Task objective | Select from the records below every line that has the word "protocols" in it.
---------------
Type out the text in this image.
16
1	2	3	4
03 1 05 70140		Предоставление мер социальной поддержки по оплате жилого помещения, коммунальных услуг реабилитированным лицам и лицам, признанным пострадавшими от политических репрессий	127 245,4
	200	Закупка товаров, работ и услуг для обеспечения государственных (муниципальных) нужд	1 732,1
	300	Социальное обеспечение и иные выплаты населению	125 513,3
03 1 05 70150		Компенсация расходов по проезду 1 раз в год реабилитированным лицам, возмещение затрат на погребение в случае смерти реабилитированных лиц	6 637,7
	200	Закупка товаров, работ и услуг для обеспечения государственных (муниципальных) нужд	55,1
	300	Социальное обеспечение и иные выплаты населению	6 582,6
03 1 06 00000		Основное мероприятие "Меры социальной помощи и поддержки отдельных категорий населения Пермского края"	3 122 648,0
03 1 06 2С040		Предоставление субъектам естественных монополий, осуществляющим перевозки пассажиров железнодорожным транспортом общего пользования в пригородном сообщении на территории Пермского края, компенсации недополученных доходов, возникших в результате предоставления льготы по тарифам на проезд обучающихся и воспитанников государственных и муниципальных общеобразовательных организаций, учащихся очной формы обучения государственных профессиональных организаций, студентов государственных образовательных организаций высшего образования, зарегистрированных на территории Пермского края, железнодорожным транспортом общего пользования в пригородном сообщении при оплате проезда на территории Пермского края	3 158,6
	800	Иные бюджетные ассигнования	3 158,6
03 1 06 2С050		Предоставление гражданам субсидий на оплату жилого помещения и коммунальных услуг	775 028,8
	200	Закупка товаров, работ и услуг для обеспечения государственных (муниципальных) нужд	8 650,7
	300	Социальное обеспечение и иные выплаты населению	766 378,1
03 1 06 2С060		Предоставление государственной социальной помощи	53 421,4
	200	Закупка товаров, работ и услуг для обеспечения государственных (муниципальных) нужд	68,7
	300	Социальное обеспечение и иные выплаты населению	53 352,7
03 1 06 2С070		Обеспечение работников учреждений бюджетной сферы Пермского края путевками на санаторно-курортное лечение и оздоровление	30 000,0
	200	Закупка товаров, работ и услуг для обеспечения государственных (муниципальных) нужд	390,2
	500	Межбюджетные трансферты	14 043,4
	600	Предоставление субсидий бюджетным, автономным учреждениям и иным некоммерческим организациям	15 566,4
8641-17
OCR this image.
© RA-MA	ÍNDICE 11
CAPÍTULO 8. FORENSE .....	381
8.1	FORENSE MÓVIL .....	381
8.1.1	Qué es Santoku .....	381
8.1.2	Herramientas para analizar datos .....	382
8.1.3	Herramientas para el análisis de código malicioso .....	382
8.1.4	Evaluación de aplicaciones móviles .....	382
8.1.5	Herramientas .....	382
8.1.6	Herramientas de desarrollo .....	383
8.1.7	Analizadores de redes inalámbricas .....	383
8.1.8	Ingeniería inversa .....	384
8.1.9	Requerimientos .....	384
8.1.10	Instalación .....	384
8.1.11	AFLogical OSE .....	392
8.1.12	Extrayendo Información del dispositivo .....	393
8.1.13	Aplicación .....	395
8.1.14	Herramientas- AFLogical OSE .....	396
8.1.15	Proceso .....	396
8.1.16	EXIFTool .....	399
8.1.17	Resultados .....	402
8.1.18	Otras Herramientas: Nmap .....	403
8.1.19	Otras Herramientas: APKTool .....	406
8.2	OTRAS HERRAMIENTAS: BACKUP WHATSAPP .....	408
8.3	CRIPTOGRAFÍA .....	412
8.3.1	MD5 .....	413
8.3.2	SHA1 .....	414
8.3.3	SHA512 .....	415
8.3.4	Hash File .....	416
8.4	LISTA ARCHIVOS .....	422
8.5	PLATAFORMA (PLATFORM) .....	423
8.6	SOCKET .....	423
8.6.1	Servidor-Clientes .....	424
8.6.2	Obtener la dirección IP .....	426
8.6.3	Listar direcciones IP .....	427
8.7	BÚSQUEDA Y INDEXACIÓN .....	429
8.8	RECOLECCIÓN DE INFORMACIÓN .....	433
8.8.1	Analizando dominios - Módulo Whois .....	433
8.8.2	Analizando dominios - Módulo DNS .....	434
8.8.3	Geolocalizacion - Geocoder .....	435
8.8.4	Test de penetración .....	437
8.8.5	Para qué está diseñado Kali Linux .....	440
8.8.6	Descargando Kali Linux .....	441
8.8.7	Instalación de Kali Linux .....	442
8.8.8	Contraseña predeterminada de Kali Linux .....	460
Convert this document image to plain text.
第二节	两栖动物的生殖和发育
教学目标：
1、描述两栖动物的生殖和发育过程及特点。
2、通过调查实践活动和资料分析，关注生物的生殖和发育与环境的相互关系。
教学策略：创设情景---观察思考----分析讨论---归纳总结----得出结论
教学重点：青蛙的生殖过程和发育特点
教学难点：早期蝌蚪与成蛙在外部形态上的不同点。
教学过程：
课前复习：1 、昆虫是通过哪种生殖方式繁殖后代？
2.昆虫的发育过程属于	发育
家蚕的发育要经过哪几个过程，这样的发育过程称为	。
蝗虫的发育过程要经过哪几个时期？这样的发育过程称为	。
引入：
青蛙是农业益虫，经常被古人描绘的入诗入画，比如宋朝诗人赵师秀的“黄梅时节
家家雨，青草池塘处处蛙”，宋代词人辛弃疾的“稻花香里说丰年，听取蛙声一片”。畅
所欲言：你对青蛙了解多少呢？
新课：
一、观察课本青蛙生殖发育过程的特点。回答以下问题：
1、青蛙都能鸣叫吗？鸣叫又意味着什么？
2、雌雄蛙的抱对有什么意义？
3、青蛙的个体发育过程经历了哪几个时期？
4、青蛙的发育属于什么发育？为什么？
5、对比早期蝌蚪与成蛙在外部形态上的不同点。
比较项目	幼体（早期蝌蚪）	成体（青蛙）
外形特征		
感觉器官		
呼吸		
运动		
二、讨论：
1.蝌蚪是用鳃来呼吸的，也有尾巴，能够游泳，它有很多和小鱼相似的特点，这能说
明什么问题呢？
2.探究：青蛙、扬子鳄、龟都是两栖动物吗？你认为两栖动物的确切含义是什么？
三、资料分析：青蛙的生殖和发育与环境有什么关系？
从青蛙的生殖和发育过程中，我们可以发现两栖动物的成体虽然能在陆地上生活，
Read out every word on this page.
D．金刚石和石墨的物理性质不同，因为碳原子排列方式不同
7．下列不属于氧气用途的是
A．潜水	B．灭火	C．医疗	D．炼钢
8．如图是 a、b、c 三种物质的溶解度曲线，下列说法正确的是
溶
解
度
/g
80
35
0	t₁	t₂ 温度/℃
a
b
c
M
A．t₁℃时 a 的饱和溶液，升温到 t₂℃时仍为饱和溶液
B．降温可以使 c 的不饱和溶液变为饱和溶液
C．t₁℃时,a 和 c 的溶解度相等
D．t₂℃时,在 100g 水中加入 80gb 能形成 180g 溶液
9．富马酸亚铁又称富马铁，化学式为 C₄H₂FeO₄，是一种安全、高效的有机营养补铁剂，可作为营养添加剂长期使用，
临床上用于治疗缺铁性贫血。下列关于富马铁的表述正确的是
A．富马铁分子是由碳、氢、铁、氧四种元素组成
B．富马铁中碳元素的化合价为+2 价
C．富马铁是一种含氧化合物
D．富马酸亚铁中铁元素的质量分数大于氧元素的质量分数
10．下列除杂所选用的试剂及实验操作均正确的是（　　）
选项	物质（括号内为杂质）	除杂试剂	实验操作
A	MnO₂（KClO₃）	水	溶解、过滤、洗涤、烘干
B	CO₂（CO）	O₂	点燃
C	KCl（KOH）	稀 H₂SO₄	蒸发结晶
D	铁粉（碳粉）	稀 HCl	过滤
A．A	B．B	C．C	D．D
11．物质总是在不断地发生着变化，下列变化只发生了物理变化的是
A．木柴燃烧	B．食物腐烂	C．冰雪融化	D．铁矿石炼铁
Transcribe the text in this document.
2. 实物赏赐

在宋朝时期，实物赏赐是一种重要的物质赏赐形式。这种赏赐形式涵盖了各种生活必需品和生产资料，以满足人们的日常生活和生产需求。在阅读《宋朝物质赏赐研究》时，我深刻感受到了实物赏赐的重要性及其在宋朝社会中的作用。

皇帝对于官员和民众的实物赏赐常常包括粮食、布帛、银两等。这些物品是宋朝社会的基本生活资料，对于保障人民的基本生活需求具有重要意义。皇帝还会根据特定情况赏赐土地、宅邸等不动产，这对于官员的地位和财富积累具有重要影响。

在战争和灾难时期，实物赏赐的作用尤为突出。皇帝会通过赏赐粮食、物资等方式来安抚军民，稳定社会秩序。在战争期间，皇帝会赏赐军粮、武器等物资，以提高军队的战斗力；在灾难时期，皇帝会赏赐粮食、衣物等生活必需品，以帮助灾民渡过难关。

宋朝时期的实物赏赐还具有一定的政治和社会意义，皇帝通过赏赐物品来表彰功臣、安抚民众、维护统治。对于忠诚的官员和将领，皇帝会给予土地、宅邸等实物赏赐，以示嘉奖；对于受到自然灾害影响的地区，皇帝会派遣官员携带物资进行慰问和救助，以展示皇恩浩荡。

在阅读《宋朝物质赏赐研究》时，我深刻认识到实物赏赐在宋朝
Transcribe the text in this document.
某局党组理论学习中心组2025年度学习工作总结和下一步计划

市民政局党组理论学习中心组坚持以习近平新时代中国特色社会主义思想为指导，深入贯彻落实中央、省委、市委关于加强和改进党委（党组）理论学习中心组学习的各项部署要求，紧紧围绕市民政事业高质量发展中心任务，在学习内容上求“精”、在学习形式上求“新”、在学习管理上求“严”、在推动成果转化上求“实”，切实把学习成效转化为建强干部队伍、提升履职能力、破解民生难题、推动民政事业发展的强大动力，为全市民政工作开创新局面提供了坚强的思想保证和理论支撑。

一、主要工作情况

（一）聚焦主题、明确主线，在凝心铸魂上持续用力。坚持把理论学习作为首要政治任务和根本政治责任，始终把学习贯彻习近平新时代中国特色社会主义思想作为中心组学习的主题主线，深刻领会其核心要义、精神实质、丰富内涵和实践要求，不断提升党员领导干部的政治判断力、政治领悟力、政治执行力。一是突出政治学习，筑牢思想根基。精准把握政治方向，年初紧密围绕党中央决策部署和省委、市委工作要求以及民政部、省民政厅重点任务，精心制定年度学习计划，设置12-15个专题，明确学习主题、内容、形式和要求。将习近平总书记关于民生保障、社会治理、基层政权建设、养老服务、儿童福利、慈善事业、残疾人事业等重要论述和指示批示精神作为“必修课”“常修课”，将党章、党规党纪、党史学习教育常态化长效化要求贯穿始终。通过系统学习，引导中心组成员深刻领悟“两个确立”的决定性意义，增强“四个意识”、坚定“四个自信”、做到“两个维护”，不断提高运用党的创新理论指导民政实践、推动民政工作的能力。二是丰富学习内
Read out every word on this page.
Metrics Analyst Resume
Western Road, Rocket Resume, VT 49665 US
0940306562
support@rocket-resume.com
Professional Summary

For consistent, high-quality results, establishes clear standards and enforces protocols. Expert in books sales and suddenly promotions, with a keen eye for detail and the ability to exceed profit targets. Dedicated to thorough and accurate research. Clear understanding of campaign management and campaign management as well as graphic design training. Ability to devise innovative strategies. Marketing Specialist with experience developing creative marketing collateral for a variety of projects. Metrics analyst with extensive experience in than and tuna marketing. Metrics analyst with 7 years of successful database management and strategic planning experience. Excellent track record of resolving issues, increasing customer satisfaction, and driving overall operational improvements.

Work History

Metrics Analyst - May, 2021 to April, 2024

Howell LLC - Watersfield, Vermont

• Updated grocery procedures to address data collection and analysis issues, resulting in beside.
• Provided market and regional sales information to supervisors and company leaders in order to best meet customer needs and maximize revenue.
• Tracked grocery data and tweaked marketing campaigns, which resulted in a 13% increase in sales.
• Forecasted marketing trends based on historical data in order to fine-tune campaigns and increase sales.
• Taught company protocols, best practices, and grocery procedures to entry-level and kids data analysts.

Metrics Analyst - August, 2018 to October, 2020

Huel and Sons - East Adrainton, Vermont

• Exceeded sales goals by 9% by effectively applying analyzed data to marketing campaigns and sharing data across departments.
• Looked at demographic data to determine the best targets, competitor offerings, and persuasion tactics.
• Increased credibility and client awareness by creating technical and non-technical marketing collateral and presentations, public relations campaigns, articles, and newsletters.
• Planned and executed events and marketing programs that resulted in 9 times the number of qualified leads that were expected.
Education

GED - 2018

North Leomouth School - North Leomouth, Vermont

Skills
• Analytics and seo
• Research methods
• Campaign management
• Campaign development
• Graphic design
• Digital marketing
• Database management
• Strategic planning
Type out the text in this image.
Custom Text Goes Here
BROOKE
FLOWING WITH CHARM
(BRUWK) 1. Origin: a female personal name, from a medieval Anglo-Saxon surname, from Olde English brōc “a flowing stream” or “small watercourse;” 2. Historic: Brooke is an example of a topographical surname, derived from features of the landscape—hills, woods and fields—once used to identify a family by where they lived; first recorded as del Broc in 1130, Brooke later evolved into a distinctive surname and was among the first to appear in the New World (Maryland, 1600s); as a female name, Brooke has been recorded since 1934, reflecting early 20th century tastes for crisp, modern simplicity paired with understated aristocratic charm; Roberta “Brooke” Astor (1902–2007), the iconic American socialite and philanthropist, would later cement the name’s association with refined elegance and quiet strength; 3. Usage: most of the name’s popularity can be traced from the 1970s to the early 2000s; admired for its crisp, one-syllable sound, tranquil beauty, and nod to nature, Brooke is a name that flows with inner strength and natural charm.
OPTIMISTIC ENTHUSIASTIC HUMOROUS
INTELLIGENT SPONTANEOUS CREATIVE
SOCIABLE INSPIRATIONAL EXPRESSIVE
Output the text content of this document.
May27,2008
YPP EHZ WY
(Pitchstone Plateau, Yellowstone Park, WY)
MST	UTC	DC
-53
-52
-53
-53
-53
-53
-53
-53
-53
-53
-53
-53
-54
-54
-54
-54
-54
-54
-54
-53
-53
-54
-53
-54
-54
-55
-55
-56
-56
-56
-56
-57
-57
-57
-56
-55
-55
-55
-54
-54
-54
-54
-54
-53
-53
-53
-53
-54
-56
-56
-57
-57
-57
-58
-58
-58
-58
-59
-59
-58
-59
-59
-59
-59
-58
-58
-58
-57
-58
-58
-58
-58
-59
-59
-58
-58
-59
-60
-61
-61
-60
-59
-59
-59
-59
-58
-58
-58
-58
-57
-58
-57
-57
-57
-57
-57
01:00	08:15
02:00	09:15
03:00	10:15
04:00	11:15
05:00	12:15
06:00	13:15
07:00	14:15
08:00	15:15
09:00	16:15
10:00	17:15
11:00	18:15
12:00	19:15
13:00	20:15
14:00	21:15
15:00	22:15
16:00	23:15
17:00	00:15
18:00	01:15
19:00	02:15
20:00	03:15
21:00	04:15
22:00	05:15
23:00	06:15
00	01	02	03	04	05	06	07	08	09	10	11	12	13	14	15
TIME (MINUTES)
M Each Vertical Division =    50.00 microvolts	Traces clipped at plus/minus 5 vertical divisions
---------------
Response |
For consistent, high-quality results, establishes clear standards and enforces protocols. Expert in books sales and suddenly promotions, with a keen eye for detail and the ability to exceed profit targets. Dedicated to thorough and accurate research. Clear understanding of campaign management and campaign management as well as graphic design training. Ability to devise innovative strategies. Marketing Specialist with experience developing creative marketing collateral for a variety of projects. Metrics analyst with extensive experience in than and tuna marketing. Metrics analyst with 7 years of successful database management and strategic planning experience. Excellent track record of resolving issues, increasing customer satisfaction, and driving overall operational improvements.
• Taught company protocols, best practices, and grocery procedures to entry-level and kids data analysts.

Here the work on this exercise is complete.